Rewrite the records below, switching "Patent image size" to "Drawing size" wherever it occurs and leaving all other text unchanged.

____ RECORD EXCERPTS

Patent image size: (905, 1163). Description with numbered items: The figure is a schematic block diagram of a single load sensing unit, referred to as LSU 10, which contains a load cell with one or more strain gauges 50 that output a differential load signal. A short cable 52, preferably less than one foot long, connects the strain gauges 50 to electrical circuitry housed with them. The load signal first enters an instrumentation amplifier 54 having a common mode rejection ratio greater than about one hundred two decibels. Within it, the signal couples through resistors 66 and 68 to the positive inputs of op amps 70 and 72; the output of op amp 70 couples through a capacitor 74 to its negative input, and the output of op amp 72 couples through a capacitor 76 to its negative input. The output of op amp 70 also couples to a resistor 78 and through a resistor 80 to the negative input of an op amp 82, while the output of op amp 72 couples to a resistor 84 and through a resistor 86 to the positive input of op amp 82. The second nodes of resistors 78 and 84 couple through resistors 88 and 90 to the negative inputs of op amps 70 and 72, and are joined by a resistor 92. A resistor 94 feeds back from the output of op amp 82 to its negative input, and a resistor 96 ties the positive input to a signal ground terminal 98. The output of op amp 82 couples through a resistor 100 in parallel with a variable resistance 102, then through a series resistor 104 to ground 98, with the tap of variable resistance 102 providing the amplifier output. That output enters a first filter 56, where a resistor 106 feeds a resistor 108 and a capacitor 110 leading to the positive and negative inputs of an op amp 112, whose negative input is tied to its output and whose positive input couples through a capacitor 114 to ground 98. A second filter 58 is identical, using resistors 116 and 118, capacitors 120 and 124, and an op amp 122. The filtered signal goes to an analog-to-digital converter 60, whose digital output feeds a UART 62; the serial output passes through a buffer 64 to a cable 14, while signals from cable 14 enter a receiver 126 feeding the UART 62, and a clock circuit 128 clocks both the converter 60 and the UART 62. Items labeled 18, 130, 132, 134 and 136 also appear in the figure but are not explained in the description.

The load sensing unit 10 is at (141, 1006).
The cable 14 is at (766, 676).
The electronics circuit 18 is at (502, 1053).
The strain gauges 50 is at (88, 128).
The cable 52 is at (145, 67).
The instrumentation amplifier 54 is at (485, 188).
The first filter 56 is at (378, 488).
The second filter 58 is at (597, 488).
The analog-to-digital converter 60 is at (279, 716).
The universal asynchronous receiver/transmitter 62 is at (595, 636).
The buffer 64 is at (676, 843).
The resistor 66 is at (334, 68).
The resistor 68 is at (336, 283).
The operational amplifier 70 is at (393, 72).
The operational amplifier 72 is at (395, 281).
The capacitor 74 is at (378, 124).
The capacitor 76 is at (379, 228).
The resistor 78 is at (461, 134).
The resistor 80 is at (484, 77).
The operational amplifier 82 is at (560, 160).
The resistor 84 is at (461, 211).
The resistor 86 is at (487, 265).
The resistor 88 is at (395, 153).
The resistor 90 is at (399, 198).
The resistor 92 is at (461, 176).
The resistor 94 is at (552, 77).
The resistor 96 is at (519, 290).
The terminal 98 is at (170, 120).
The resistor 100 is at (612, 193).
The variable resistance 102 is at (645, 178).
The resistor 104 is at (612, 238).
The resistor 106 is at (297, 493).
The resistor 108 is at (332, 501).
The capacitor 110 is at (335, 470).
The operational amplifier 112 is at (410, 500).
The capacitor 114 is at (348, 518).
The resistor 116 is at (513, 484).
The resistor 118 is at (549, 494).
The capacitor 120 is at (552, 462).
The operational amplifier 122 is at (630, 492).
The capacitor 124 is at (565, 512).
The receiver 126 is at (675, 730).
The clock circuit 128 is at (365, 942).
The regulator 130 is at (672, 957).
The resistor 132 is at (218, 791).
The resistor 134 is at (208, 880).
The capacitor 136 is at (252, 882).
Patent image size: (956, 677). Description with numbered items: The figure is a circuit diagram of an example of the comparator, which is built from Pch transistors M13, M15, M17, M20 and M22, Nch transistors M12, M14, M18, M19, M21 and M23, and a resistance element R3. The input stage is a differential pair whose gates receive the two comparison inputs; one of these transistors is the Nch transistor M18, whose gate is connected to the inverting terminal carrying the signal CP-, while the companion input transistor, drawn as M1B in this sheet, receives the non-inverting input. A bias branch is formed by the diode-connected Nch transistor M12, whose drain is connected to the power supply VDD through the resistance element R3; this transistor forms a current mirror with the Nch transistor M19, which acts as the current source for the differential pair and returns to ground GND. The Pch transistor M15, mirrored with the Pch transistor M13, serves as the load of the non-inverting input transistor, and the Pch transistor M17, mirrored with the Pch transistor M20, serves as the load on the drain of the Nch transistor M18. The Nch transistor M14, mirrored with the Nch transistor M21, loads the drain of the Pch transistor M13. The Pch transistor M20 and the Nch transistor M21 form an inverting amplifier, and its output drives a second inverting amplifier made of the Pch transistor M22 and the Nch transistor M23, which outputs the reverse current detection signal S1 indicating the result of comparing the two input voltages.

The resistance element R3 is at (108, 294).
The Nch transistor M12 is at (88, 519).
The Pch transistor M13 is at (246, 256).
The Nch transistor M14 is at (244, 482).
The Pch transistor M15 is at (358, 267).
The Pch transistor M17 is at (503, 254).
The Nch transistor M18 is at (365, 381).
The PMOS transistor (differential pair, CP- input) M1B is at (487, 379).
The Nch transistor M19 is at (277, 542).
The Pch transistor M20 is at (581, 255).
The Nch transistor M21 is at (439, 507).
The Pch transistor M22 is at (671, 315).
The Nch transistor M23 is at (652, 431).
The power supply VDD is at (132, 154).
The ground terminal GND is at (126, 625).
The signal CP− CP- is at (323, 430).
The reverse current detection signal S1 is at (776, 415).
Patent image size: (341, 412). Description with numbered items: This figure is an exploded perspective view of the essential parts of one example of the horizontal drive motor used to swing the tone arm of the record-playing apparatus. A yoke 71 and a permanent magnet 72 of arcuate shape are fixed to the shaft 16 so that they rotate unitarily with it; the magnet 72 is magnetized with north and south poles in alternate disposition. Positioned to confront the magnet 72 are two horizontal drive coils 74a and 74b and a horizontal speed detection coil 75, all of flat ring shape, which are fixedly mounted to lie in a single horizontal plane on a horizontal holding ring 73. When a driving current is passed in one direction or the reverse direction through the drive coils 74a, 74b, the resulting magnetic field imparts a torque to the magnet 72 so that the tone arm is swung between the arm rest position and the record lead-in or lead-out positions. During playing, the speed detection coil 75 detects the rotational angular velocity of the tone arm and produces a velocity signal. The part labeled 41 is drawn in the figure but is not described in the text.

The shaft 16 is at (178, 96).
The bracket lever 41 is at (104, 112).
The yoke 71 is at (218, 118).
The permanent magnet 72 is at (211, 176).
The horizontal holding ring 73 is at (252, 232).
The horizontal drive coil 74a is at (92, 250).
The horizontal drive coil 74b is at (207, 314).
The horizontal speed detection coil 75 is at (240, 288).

________

** FULL RESPONSE **
Drawing size: (905, 1163). Description with numbered items: The figure is a schematic block diagram of a single load sensing unit, referred to as LSU 10, which contains a load cell with one or more strain gauges 50 that output a differential load signal. A short cable 52, preferably less than one foot long, connects the strain gauges 50 to electrical circuitry housed with them. The load signal first enters an instrumentation amplifier 54 having a common mode rejection ratio greater than about one hundred two decibels. Within it, the signal couples through resistors 66 and 68 to the positive inputs of op amps 70 and 72; the output of op amp 70 couples through a capacitor 74 to its negative input, and the output of op amp 72 couples through a capacitor 76 to its negative input. The output of op amp 70 also couples to a resistor 78 and through a resistor 80 to the negative input of an op amp 82, while the output of op amp 72 couples to a resistor 84 and through a resistor 86 to the positive input of op amp 82. The second nodes of resistors 78 and 84 couple through resistors 88 and 90 to the negative inputs of op amps 70 and 72, and are joined by a resistor 92. A resistor 94 feeds back from the output of op amp 82 to its negative input, and a resistor 96 ties the positive input to a signal ground terminal 98. The output of op amp 82 couples through a resistor 100 in parallel with a variable resistance 102, then through a series resistor 104 to ground 98, with the tap of variable resistance 102 providing the amplifier output. That output enters a first filter 56, where a resistor 106 feeds a resistor 108 and a capacitor 110 leading to the positive and negative inputs of an op amp 112, whose negative input is tied to its output and whose positive input couples through a capacitor 114 to ground 98. A second filter 58 is identical, using resistors 116 and 118, capacitors 120 and 124, and an op amp 122. The filtered signal goes to an analog-to-digital converter 60, whose digital output feeds a UART 62; the serial output passes through a buffer 64 to a cable 14, while signals from cable 14 enter a receiver 126 feeding the UART 62, and a clock circuit 128 clocks both the converter 60 and the UART 62. Items labeled 18, 130, 132, 134 and 136 also appear in the figure but are not explained in the description.

The load sensing unit 10 is at (141, 1006).
The cable 14 is at (766, 676).
The electronics circuit 18 is at (502, 1053).
The strain gauges 50 is at (88, 128).
The cable 52 is at (145, 67).
The instrumentation amplifier 54 is at (485, 188).
The first filter 56 is at (378, 488).
The second filter 58 is at (597, 488).
The analog-to-digital converter 60 is at (279, 716).
The universal asynchronous receiver/transmitter 62 is at (595, 636).
The buffer 64 is at (676, 843).
The resistor 66 is at (334, 68).
The resistor 68 is at (336, 283).
The operational amplifier 70 is at (393, 72).
The operational amplifier 72 is at (395, 281).
The capacitor 74 is at (378, 124).
The capacitor 76 is at (379, 228).
The resistor 78 is at (461, 134).
The resistor 80 is at (484, 77).
The operational amplifier 82 is at (560, 160).
The resistor 84 is at (461, 211).
The resistor 86 is at (487, 265).
The resistor 88 is at (395, 153).
The resistor 90 is at (399, 198).
The resistor 92 is at (461, 176).
The resistor 94 is at (552, 77).
The resistor 96 is at (519, 290).
The terminal 98 is at (170, 120).
The resistor 100 is at (612, 193).
The variable resistance 102 is at (645, 178).
The resistor 104 is at (612, 238).
The resistor 106 is at (297, 493).
The resistor 108 is at (332, 501).
The capacitor 110 is at (335, 470).
The operational amplifier 112 is at (410, 500).
The capacitor 114 is at (348, 518).
The resistor 116 is at (513, 484).
The resistor 118 is at (549, 494).
The capacitor 120 is at (552, 462).
The operational amplifier 122 is at (630, 492).
The capacitor 124 is at (565, 512).
The receiver 126 is at (675, 730).
The clock circuit 128 is at (365, 942).
The regulator 130 is at (672, 957).
The resistor 132 is at (218, 791).
The resistor 134 is at (208, 880).
The capacitor 136 is at (252, 882).
Drawing size: (956, 677). Description with numbered items: The figure is a circuit diagram of an example of the comparator, which is built from Pch transistors M13, M15, M17, M20 and M22, Nch transistors M12, M14, M18, M19, M21 and M23, and a resistance element R3. The input stage is a differential pair whose gates receive the two comparison inputs; one of these transistors is the Nch transistor M18, whose gate is connected to the inverting terminal carrying the signal CP-, while the companion input transistor, drawn as M1B in this sheet, receives the non-inverting input. A bias branch is formed by the diode-connected Nch transistor M12, whose drain is connected to the power supply VDD through the resistance element R3; this transistor forms a current mirror with the Nch transistor M19, which acts as the current source for the differential pair and returns to ground GND. The Pch transistor M15, mirrored with the Pch transistor M13, serves as the load of the non-inverting input transistor, and the Pch transistor M17, mirrored with the Pch transistor M20, serves as the load on the drain of the Nch transistor M18. The Nch transistor M14, mirrored with the Nch transistor M21, loads the drain of the Pch transistor M13. The Pch transistor M20 and the Nch transistor M21 form an inverting amplifier, and its output drives a second inverting amplifier made of the Pch transistor M22 and the Nch transistor M23, which outputs the reverse current detection signal S1 indicating the result of comparing the two input voltages.

The resistance element R3 is at (108, 294).
The Nch transistor M12 is at (88, 519).
The Pch transistor M13 is at (246, 256).
The Nch transistor M14 is at (244, 482).
The Pch transistor M15 is at (358, 267).
The Pch transistor M17 is at (503, 254).
The Nch transistor M18 is at (365, 381).
The PMOS transistor (differential pair, CP- input) M1B is at (487, 379).
The Nch transistor M19 is at (277, 542).
The Pch transistor M20 is at (581, 255).
The Nch transistor M21 is at (439, 507).
The Pch transistor M22 is at (671, 315).
The Nch transistor M23 is at (652, 431).
The power supply VDD is at (132, 154).
The ground terminal GND is at (126, 625).
The signal CP− CP- is at (323, 430).
The reverse current detection signal S1 is at (776, 415).
Drawing size: (341, 412). Description with numbered items: This figure is an exploded perspective view of the essential parts of one example of the horizontal drive motor used to swing the tone arm of the record-playing apparatus. A yoke 71 and a permanent magnet 72 of arcuate shape are fixed to the shaft 16 so that they rotate unitarily with it; the magnet 72 is magnetized with north and south poles in alternate disposition. Positioned to confront the magnet 72 are two horizontal drive coils 74a and 74b and a horizontal speed detection coil 75, all of flat ring shape, which are fixedly mounted to lie in a single horizontal plane on a horizontal holding ring 73. When a driving current is passed in one direction or the reverse direction through the drive coils 74a, 74b, the resulting magnetic field imparts a torque to the magnet 72 so that the tone arm is swung between the arm rest position and the record lead-in or lead-out positions. During playing, the speed detection coil 75 detects the rotational angular velocity of the tone arm and produces a velocity signal. The part labeled 41 is drawn in the figure but is not described in the text.

The shaft 16 is at (178, 96).
The bracket lever 41 is at (104, 112).
The yoke 71 is at (218, 118).
The permanent magnet 72 is at (211, 176).
The horizontal holding ring 73 is at (252, 232).
The horizontal drive coil 74a is at (92, 250).
The horizontal drive coil 74b is at (207, 314).
The horizontal speed detection coil 75 is at (240, 288).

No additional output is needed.